* **Directions for this task**: Gather all lines containing the string "Dresden" and copy them out.
# start of Records shown
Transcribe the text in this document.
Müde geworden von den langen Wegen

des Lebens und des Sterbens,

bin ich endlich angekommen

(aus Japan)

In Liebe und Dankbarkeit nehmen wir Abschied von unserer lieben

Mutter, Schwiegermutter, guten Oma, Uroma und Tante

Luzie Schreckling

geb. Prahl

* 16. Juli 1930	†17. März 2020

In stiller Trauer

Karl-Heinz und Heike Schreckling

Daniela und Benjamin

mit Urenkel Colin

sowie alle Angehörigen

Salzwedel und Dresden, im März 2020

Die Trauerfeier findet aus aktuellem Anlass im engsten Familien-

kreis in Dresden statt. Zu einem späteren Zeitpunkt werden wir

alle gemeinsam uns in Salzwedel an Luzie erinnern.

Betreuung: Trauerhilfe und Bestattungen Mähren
# end of Records shown
* **Exercise solution**:
Salzwedel und Dresden, im März 2020
kreis in Dresden statt. Zu einem späteren Zeitpunkt werden wir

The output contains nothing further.